WHAT NEEDS TO BE DONE:
Could you write out every record below exactly, leaving out any pictures?

=-=-=-=-=

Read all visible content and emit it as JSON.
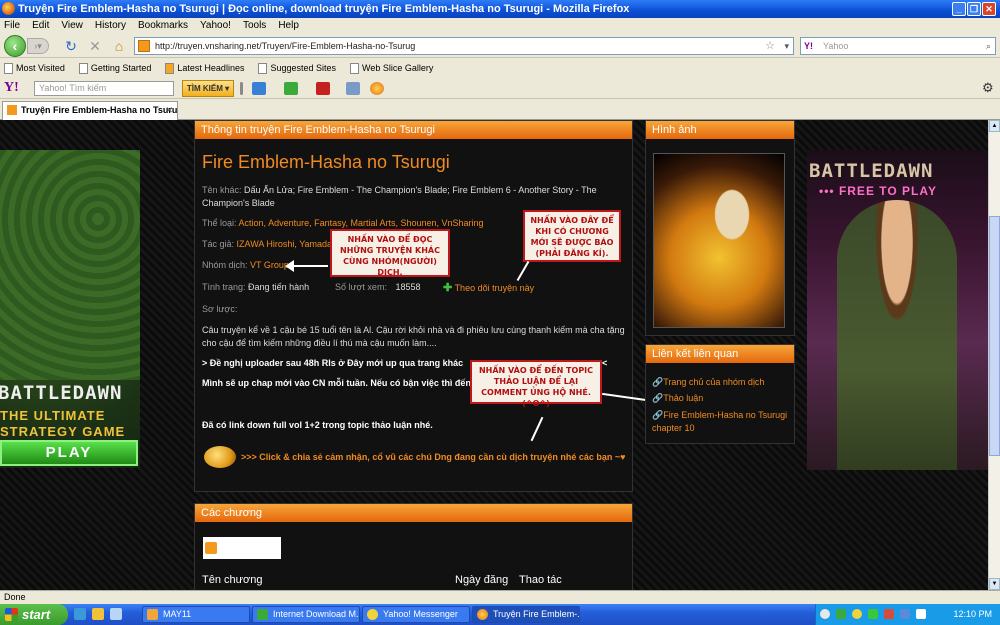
{
  "window": {
    "title": "Truyện Fire Emblem-Hasha no Tsurugi | Đọc online, download truyện Fire Emblem-Hasha no Tsurugi - Mozilla Firefox"
  },
  "menu": [
    "File",
    "Edit",
    "View",
    "History",
    "Bookmarks",
    "Yahoo!",
    "Tools",
    "Help"
  ],
  "nav": {
    "url": "http://truyen.vnsharing.net/Truyen/Fire-Emblem-Hasha-no-Tsurug",
    "search_placeholder": "Yahoo"
  },
  "bookmarks": [
    "Most Visited",
    "Getting Started",
    "Latest Headlines",
    "Suggested Sites",
    "Web Slice Gallery"
  ],
  "yahoo_toolbar": {
    "logo": "Y!",
    "search_placeholder": "Yahoo! Tìm kiếm",
    "search_button": "TÌM KIẾM"
  },
  "tab": {
    "label": "Truyện Fire Emblem-Hasha no Tsuru..."
  },
  "manga": {
    "section_title": "Thông tin truyện Fire Emblem-Hasha no Tsurugi",
    "title": "Fire Emblem-Hasha no Tsurugi",
    "other_names_label": "Tên khác:",
    "other_names": "Dấu Ấn Lửa; Fire Emblem - The Champion's Blade; Fire Emblem 6 - Another Story - The Champion's Blade",
    "genre_label": "Thể loại:",
    "genres": "Action, Adventure, Fantasy, Martial Arts, Shounen, VnSharing",
    "author_label": "Tác giả:",
    "authors": "IZAWA Hiroshi, Yamada Ko",
    "translator_label": "Nhóm dịch:",
    "translator": "VT Group",
    "status_label": "Tình trạng:",
    "status": "Đang tiến hành",
    "views_label": "Số lượt xem:",
    "views": "18558",
    "follow": "Theo dõi truyện này",
    "summary_label": "Sơ lược:",
    "summary": "Câu truyện kể về 1 cậu bé 15 tuổi tên là Al. Cậu rời khỏi nhà và đi phiêu lưu cùng thanh kiếm mà cha tặng cho cậu để tìm kiếm những điều lí thú mà cậu muốn làm....",
    "line1": "> Đề nghị uploader sau 48h Rls ở Đây mới up qua trang khác",
    "line1_tail": "<",
    "line2": "Mình sẽ up chap mới vào CN mỗi tuần. Nếu có bận việc thì đến",
    "line3": "Đã có link down full vol 1+2 trong topic thảo luận nhé.",
    "share": ">>> Click & chia sẻ cảm nhận, cổ vũ các chú Dng đang cần cù dịch truyện nhé các bạn ~♥"
  },
  "notes": {
    "n1": "Nhấn vào để đọc những truyện khác cùng nhóm(người) dịch.",
    "n2": "Nhấn vào đây để khi có chương mới sẽ được báo (phải đăng kí).",
    "n3": "Nhấn vào để đến topic thảo luận để lại comment ủng hộ nhé. (^o^)"
  },
  "chapters": {
    "section_title": "Các chương",
    "col_name": "Tên chương",
    "col_date": "Ngày đăng",
    "col_action": "Thao tác"
  },
  "sidebar": {
    "images_title": "Hình ảnh",
    "links_title": "Liên kết liên quan",
    "links": [
      "Trang chủ của nhóm dịch",
      "Thảo luận",
      "Fire Emblem-Hasha no Tsurugi chapter 10"
    ]
  },
  "ads": {
    "left_logo": "BATTLEDAWN",
    "left_tag1": "THE ULTIMATE",
    "left_tag2": "STRATEGY GAME",
    "left_play": "PLAY",
    "right_logo": "BATTLEDAWN",
    "right_tag": "••• FREE TO PLAY"
  },
  "status_bar": "Done",
  "taskbar": {
    "start": "start",
    "items": [
      "MAY11",
      "Internet Download M...",
      "Yahoo! Messenger",
      "Truyện Fire Emblem-..."
    ],
    "clock": "12:10 PM"
  }
}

=-=-=-=-=

FINAL RESULT:
Read all visible content and emit it as JSON.
{
  "window": {
    "title": "Truyện Fire Emblem-Hasha no Tsurugi | Đọc online, download truyện Fire Emblem-Hasha no Tsurugi - Mozilla Firefox"
  },
  "menu": [
    "File",
    "Edit",
    "View",
    "History",
    "Bookmarks",
    "Yahoo!",
    "Tools",
    "Help"
  ],
  "nav": {
    "url": "http://truyen.vnsharing.net/Truyen/Fire-Emblem-Hasha-no-Tsurug",
    "search_placeholder": "Yahoo"
  },
  "bookmarks": [
    "Most Visited",
    "Getting Started",
    "Latest Headlines",
    "Suggested Sites",
    "Web Slice Gallery"
  ],
  "yahoo_toolbar": {
    "logo": "Y!",
    "search_placeholder": "Yahoo! Tìm kiếm",
    "search_button": "TÌM KIẾM"
  },
  "tab": {
    "label": "Truyện Fire Emblem-Hasha no Tsuru..."
  },
  "manga": {
    "section_title": "Thông tin truyện Fire Emblem-Hasha no Tsurugi",
    "title": "Fire Emblem-Hasha no Tsurugi",
    "other_names_label": "Tên khác:",
    "other_names": "Dấu Ấn Lửa; Fire Emblem - The Champion's Blade; Fire Emblem 6 - Another Story - The Champion's Blade",
    "genre_label": "Thể loại:",
    "genres": "Action, Adventure, Fantasy, Martial Arts, Shounen, VnSharing",
    "author_label": "Tác giả:",
    "authors": "IZAWA Hiroshi, Yamada Ko",
    "translator_label": "Nhóm dịch:",
    "translator": "VT Group",
    "status_label": "Tình trạng:",
    "status": "Đang tiến hành",
    "views_label": "Số lượt xem:",
    "views": "18558",
    "follow": "Theo dõi truyện này",
    "summary_label": "Sơ lược:",
    "summary": "Câu truyện kể về 1 cậu bé 15 tuổi tên là Al. Cậu rời khỏi nhà và đi phiêu lưu cùng thanh kiếm mà cha tặng cho cậu để tìm kiếm những điều lí thú mà cậu muốn làm....",
    "line1": "> Đề nghị uploader sau 48h Rls ở Đây mới up qua trang khác",
    "line1_tail": "<",
    "line2": "Mình sẽ up chap mới vào CN mỗi tuần. Nếu có bận việc thì đến",
    "line3": "Đã có link down full vol 1+2 trong topic thảo luận nhé.",
    "share": ">>> Click & chia sẻ cảm nhận, cổ vũ các chú Dng đang cần cù dịch truyện nhé các bạn ~♥"
  },
  "notes": {
    "n1": "Nhấn vào để đọc những truyện khác cùng nhóm(người) dịch.",
    "n2": "Nhấn vào đây để khi có chương mới sẽ được báo (phải đăng kí).",
    "n3": "Nhấn vào để đến topic thảo luận để lại comment ủng hộ nhé. (^o^)"
  },
  "chapters": {
    "section_title": "Các chương",
    "col_name": "Tên chương",
    "col_date": "Ngày đăng",
    "col_action": "Thao tác"
  },
  "sidebar": {
    "images_title": "Hình ảnh",
    "links_title": "Liên kết liên quan",
    "links": [
      "Trang chủ của nhóm dịch",
      "Thảo luận",
      "Fire Emblem-Hasha no Tsurugi chapter 10"
    ]
  },
  "ads": {
    "left_logo": "BATTLEDAWN",
    "left_tag1": "THE ULTIMATE",
    "left_tag2": "STRATEGY GAME",
    "left_play": "PLAY",
    "right_logo": "BATTLEDAWN",
    "right_tag": "••• FREE TO PLAY"
  },
  "status_bar": "Done",
  "taskbar": {
    "start": "start",
    "items": [
      "MAY11",
      "Internet Download M...",
      "Yahoo! Messenger",
      "Truyện Fire Emblem-..."
    ],
    "clock": "12:10 PM"
  }
}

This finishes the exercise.